The predictions, however, do not foresee access beyond late summer. "This will never be a year-round operation," Smith stressed.

Smith is an authority on the ways in which climate change is affecting the Arctic, where average temperatures have risen faster than the global average since the mid-1980s. He has quantified the disappearance of more than 1,000 Arctic lakes. He also is the author of "The World in 2050: Four Forces Shaping Civilization's Northern Future," a 2010 book that looks at new economic opportunities, as well as environmental degradation, taking shape in the northern quarter of the globe. With Stephenson, Smith has calculated the toll global warming will take on Arctic ice roads and the communities and businesses that depend on them.

For centuries, the Arctic Ocean has captured the imagination of explorers because of the possibility it offers for traveling between the Pacific and the Atlantic oceans through the Bering Strait. Until recently, however, sea ice has blocked access to the potential shortcut between Asia and North America or Europe. But in the past two years, the ice has begun to melt in late summer to such an extent that even ordinary seagoing vessels, albeit with escorts, have been able to enter its frigid waters. In summer 2012, a total of 46 voyages successfully crossed the Northern Sea Route.

To arrive at their predictions, Smith and Stephenson studied these emerging shipping routes and the degree of ice melt that has made them possible. They then took the results from seven respected forecasts for the sea ice cover in the Arctic and averaged predictions for the extent of the Arctic ice sheet in September, historically the month when the ocean has the least amount of ice coverage, for every year between 2040 and 2059.

The researchers factored in two scenarios for climate change: one that assumed a 25 percent increase in global carbon emissions, which is generally expected to produce a medium-low increase in temperatures, and one that assumed an additional 10 percent increase in emissions, which is expected to produce a higher increase in temperatures. To their surprise, changes in accessibility were similarly dramatic under both scenarios.

"No matter which carbon emission scenario is considered, by mid-century we will have passed a crucial tipping point—sufficiently thin sea ice—enabling moderately capable icebreakers to go where they please," Smith said.

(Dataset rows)
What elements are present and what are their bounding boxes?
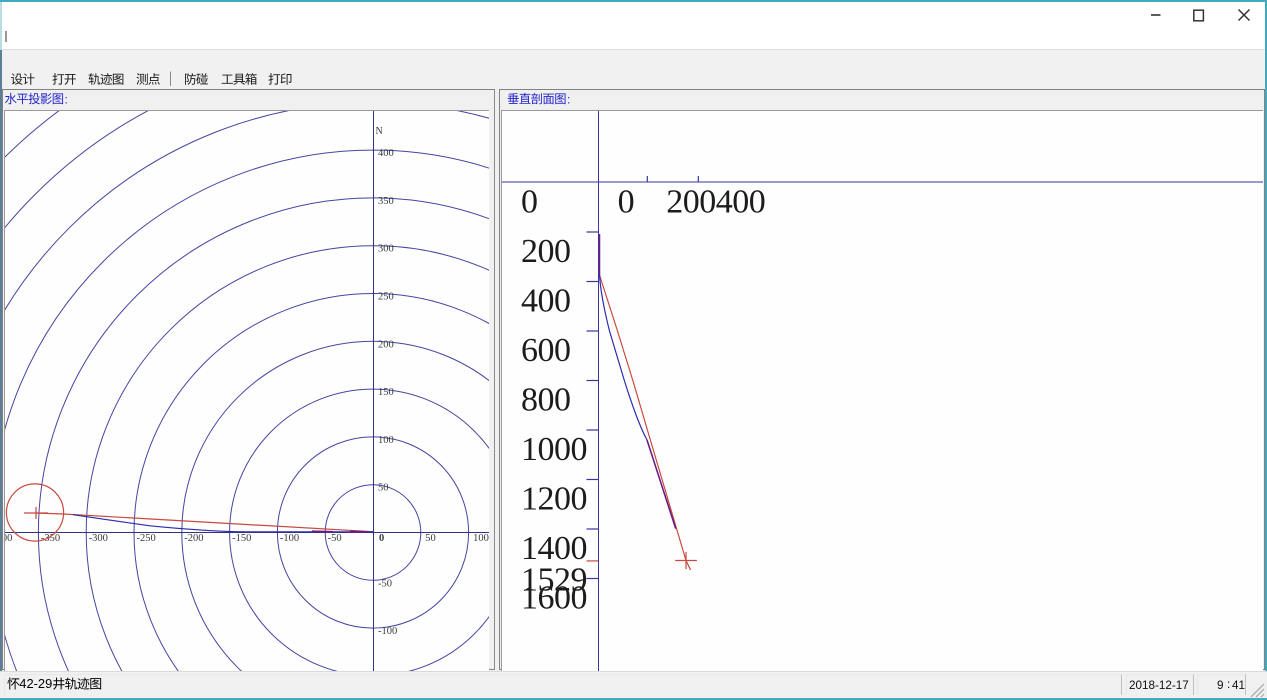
svg-text:50: 50 — [425, 533, 436, 544]
svg-text:200: 200 — [521, 233, 571, 270]
svg-text:1000: 1000 — [521, 431, 587, 468]
svg-text:42-29: 42-29 — [19, 676, 52, 691]
svg-text:400: 400 — [521, 282, 571, 319]
svg-text:1200: 1200 — [521, 480, 587, 517]
svg-text:100: 100 — [473, 533, 489, 544]
svg-text:800: 800 — [521, 381, 571, 418]
svg-text:0: 0 — [618, 183, 635, 220]
svg-text:600: 600 — [521, 332, 571, 369]
svg-text::: : — [567, 93, 570, 107]
svg-text:1529: 1529 — [521, 562, 587, 599]
svg-text:200400: 200400 — [666, 183, 765, 220]
svg-text:0: 0 — [521, 183, 538, 220]
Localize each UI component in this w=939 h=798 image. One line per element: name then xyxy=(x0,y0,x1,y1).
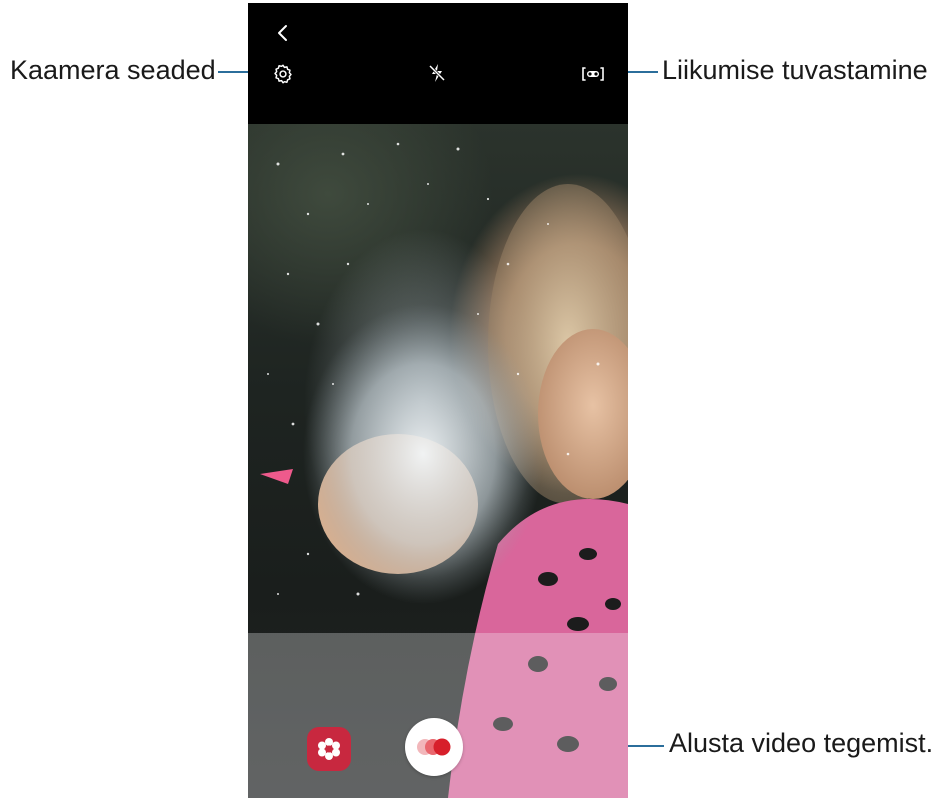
camera-settings-callout: Kaamera seaded xyxy=(10,55,216,85)
chevron-left-icon xyxy=(278,25,287,41)
settings-button[interactable] xyxy=(269,60,297,88)
flash-off-icon xyxy=(428,64,446,82)
motion-detection-button[interactable] xyxy=(578,61,608,87)
phone-screen xyxy=(248,3,628,798)
super-slow-record-icon xyxy=(417,738,451,756)
gear-icon xyxy=(274,64,292,84)
motion-detection-icon xyxy=(582,67,604,81)
start-recording-callout: Alusta video tegemist. xyxy=(669,728,934,758)
camera-top-bar xyxy=(248,3,628,124)
effects-button[interactable] xyxy=(307,727,351,771)
flower-icon xyxy=(318,738,340,760)
flash-button[interactable] xyxy=(423,59,451,87)
back-button[interactable] xyxy=(270,20,296,46)
record-button[interactable] xyxy=(405,718,463,776)
motion-detection-callout: Liikumise tuvastamine xyxy=(662,55,928,85)
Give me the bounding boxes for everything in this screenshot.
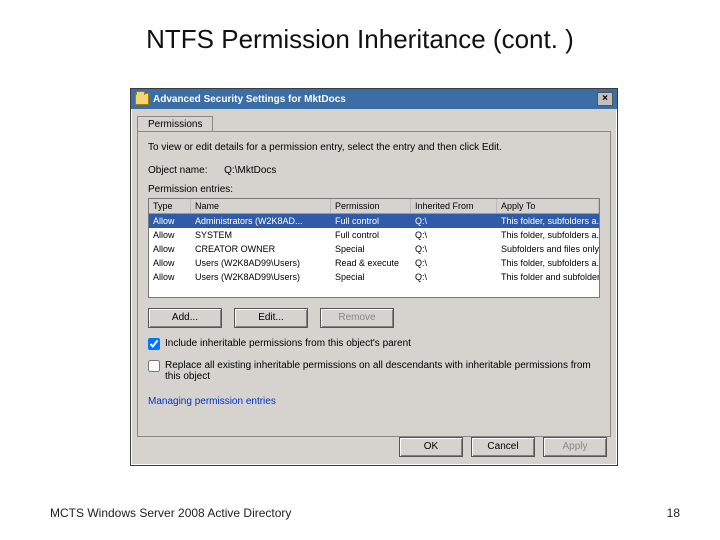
slide-number: 18	[667, 506, 680, 520]
listview-header: Type Name Permission Inherited From Appl…	[149, 199, 599, 214]
ok-button[interactable]: OK	[399, 437, 463, 457]
cell-apply: This folder, subfolders a...	[497, 215, 599, 227]
permission-listview[interactable]: Type Name Permission Inherited From Appl…	[148, 198, 600, 298]
col-inherited-from[interactable]: Inherited From	[411, 199, 497, 213]
object-name-label: Object name:	[148, 165, 207, 176]
remove-button[interactable]: Remove	[320, 308, 394, 328]
tab-panel: To view or edit details for a permission…	[137, 131, 611, 437]
cell-type: Allow	[149, 271, 191, 283]
cancel-button[interactable]: Cancel	[471, 437, 535, 457]
include-inheritable-label: Include inheritable permissions from thi…	[165, 338, 411, 349]
apply-button[interactable]: Apply	[543, 437, 607, 457]
cell-inh: Q:\	[411, 271, 497, 283]
replace-inheritable-checkbox[interactable]	[148, 360, 160, 372]
entry-buttons: Add... Edit... Remove	[148, 308, 600, 328]
dialog-buttons: OK Cancel Apply	[399, 437, 607, 457]
window-title: Advanced Security Settings for MktDocs	[153, 94, 597, 105]
permission-entries-label: Permission entries:	[148, 184, 600, 195]
replace-inheritable-label: Replace all existing inheritable permiss…	[165, 360, 600, 382]
cell-type: Allow	[149, 243, 191, 255]
instruction-text: To view or edit details for a permission…	[148, 142, 600, 153]
titlebar: Advanced Security Settings for MktDocs ×	[131, 89, 617, 109]
cell-name: Administrators (W2K8AD...	[191, 215, 331, 227]
replace-inheritable-check[interactable]: Replace all existing inheritable permiss…	[148, 360, 600, 382]
cell-type: Allow	[149, 215, 191, 227]
add-button[interactable]: Add...	[148, 308, 222, 328]
col-name[interactable]: Name	[191, 199, 331, 213]
tab-permissions[interactable]: Permissions	[137, 116, 213, 132]
object-name-value: Q:\MktDocs	[224, 165, 276, 176]
object-name-row: Object name: Q:\MktDocs	[148, 165, 600, 176]
cell-inh: Q:\	[411, 215, 497, 227]
col-permission[interactable]: Permission	[331, 199, 411, 213]
table-row[interactable]: AllowCREATOR OWNERSpecialQ:\Subfolders a…	[149, 242, 599, 256]
cell-name: Users (W2K8AD99\Users)	[191, 271, 331, 283]
cell-name: CREATOR OWNER	[191, 243, 331, 255]
cell-apply: This folder, subfolders a...	[497, 257, 599, 269]
dialog-advanced-security: Advanced Security Settings for MktDocs ×…	[130, 88, 618, 466]
slide-title: NTFS Permission Inheritance (cont. )	[0, 0, 720, 55]
cell-name: SYSTEM	[191, 229, 331, 241]
cell-apply: This folder and subfolders	[497, 271, 599, 283]
cell-perm: Full control	[331, 229, 411, 241]
cell-perm: Read & execute	[331, 257, 411, 269]
col-type[interactable]: Type	[149, 199, 191, 213]
tab-row: Permissions	[137, 115, 611, 131]
cell-perm: Special	[331, 243, 411, 255]
cell-name: Users (W2K8AD99\Users)	[191, 257, 331, 269]
cell-perm: Full control	[331, 215, 411, 227]
cell-inh: Q:\	[411, 243, 497, 255]
cell-type: Allow	[149, 257, 191, 269]
table-row[interactable]: AllowSYSTEMFull controlQ:\This folder, s…	[149, 228, 599, 242]
edit-button[interactable]: Edit...	[234, 308, 308, 328]
include-inheritable-checkbox[interactable]	[148, 338, 160, 350]
managing-permission-link[interactable]: Managing permission entries	[148, 396, 276, 407]
cell-perm: Special	[331, 271, 411, 283]
include-inheritable-check[interactable]: Include inheritable permissions from thi…	[148, 338, 600, 350]
folder-icon	[135, 93, 149, 105]
footer-left: MCTS Windows Server 2008 Active Director…	[50, 506, 291, 520]
cell-apply: Subfolders and files only	[497, 243, 599, 255]
table-row[interactable]: AllowUsers (W2K8AD99\Users)SpecialQ:\Thi…	[149, 270, 599, 284]
cell-apply: This folder, subfolders a...	[497, 229, 599, 241]
table-row[interactable]: AllowAdministrators (W2K8AD...Full contr…	[149, 214, 599, 228]
col-apply-to[interactable]: Apply To	[497, 199, 599, 213]
close-icon[interactable]: ×	[597, 92, 613, 106]
cell-inh: Q:\	[411, 257, 497, 269]
cell-inh: Q:\	[411, 229, 497, 241]
table-row[interactable]: AllowUsers (W2K8AD99\Users)Read & execut…	[149, 256, 599, 270]
cell-type: Allow	[149, 229, 191, 241]
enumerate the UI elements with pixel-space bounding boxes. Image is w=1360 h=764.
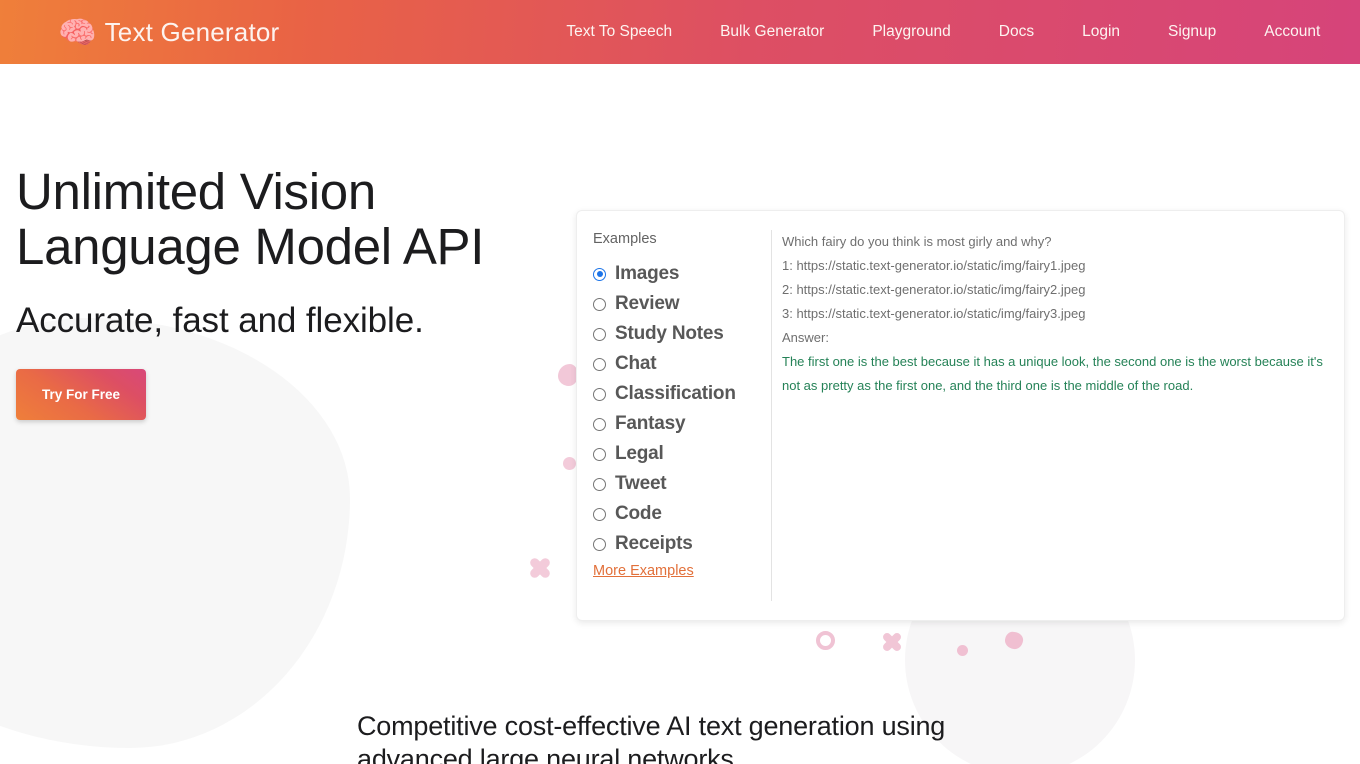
radio-option-label: Legal bbox=[615, 443, 664, 464]
generated-answer-text: The first one is the best because it has… bbox=[782, 354, 1323, 393]
brand-title: Text Generator bbox=[104, 16, 280, 47]
examples-option-list: Examples Images Review Study Notes Chat … bbox=[577, 211, 771, 620]
radio-option-classification[interactable]: Classification bbox=[593, 379, 771, 409]
radio-option-label: Code bbox=[615, 503, 662, 524]
page-title: Unlimited Vision Language Model API bbox=[16, 163, 485, 276]
confetti-blob-icon bbox=[558, 364, 578, 386]
confetti-triangle-icon bbox=[1003, 630, 1025, 651]
radio-button-icon[interactable] bbox=[593, 267, 606, 281]
radio-option-tweet[interactable]: Tweet bbox=[593, 469, 771, 499]
examples-card: Examples Images Review Study Notes Chat … bbox=[576, 210, 1345, 621]
nav-link-account[interactable]: Account bbox=[1240, 15, 1344, 49]
radio-button-icon[interactable] bbox=[593, 297, 606, 311]
hero-text-block: Unlimited Vision Language Model API Accu… bbox=[16, 163, 556, 421]
tagline-text: Competitive cost-effective AI text gener… bbox=[357, 711, 946, 764]
radio-option-review[interactable]: Review bbox=[593, 289, 771, 319]
radio-option-label: Tweet bbox=[615, 473, 667, 494]
confetti-ring-icon bbox=[816, 631, 835, 650]
radio-button-icon[interactable] bbox=[593, 357, 606, 371]
nav-link-bulk-generator[interactable]: Bulk Generator bbox=[696, 15, 848, 49]
radio-option-study-notes[interactable]: Study Notes bbox=[593, 319, 771, 349]
radio-option-label: Classification bbox=[615, 383, 736, 404]
brain-icon: 🧠 bbox=[58, 14, 97, 50]
confetti-cross-icon bbox=[527, 557, 553, 579]
prompt-line: 2: https://static.text-generator.io/stat… bbox=[782, 282, 1086, 297]
radio-button-icon[interactable] bbox=[593, 327, 606, 341]
radio-option-fantasy[interactable]: Fantasy bbox=[593, 409, 771, 439]
brand-logo-link[interactable]: 🧠 Text Generator bbox=[58, 17, 279, 48]
radio-option-label: Receipts bbox=[615, 533, 693, 554]
example-output-panel: Which fairy do you think is most girly a… bbox=[772, 211, 1344, 620]
prompt-line: 3: https://static.text-generator.io/stat… bbox=[782, 306, 1086, 321]
radio-option-label: Fantasy bbox=[615, 413, 686, 434]
radio-button-icon[interactable] bbox=[593, 387, 606, 401]
nav-links: Text To Speech Bulk Generator Playground… bbox=[542, 15, 1344, 49]
radio-button-icon[interactable] bbox=[593, 417, 606, 431]
more-examples-link[interactable]: More Examples bbox=[593, 563, 694, 579]
hero-subtitle: Accurate, fast and flexible. bbox=[16, 301, 424, 341]
confetti-cross-icon bbox=[880, 632, 904, 652]
prompt-line: Which fairy do you think is most girly a… bbox=[782, 234, 1052, 249]
radio-option-legal[interactable]: Legal bbox=[593, 439, 771, 469]
nav-link-playground[interactable]: Playground bbox=[848, 15, 974, 49]
try-for-free-button[interactable]: Try For Free bbox=[16, 369, 147, 421]
radio-button-icon[interactable] bbox=[593, 447, 606, 461]
confetti-dot-icon bbox=[563, 457, 576, 470]
prompt-line: Answer: bbox=[782, 330, 829, 345]
nav-link-signup[interactable]: Signup bbox=[1144, 15, 1240, 49]
radio-button-icon[interactable] bbox=[593, 537, 606, 551]
nav-link-login[interactable]: Login bbox=[1058, 15, 1144, 49]
radio-option-chat[interactable]: Chat bbox=[593, 349, 771, 379]
nav-link-text-to-speech[interactable]: Text To Speech bbox=[542, 15, 696, 49]
radio-option-images[interactable]: Images bbox=[593, 259, 771, 289]
top-navigation-bar: 🧠 Text Generator Text To Speech Bulk Gen… bbox=[0, 0, 1360, 64]
radio-option-label: Images bbox=[615, 263, 680, 284]
radio-button-icon[interactable] bbox=[593, 477, 606, 491]
prompt-line: 1: https://static.text-generator.io/stat… bbox=[782, 258, 1086, 273]
radio-option-label: Chat bbox=[615, 353, 657, 374]
nav-link-docs[interactable]: Docs bbox=[975, 15, 1058, 49]
radio-button-icon[interactable] bbox=[593, 507, 606, 521]
radio-option-label: Study Notes bbox=[615, 323, 724, 344]
confetti-dot-icon bbox=[957, 645, 968, 656]
radio-option-label: Review bbox=[615, 293, 680, 314]
radio-option-receipts[interactable]: Receipts bbox=[593, 529, 771, 559]
examples-label: Examples bbox=[593, 231, 657, 247]
radio-option-code[interactable]: Code bbox=[593, 499, 771, 529]
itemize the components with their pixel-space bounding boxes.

Directives >>
a: From the passage on Arctic shipping, quote everything from "To arrive at" down to "2040 and 2059.".
b: List every continent named in the passage on Arctic shipping.

Responses >>
a:
To arrive at their predictions, Smith and Stephenson studied these emerging shipping routes and the degree of ice melt that has made them possible. They then took the results from seven respected forecasts for the sea ice cover in the Arctic and averaged predictions for the extent of the Arctic ice sheet in September, historically the month when the ocean has the least amount of ice coverage, for every year between 2040 and 2059.

b: Asia, North America, Europe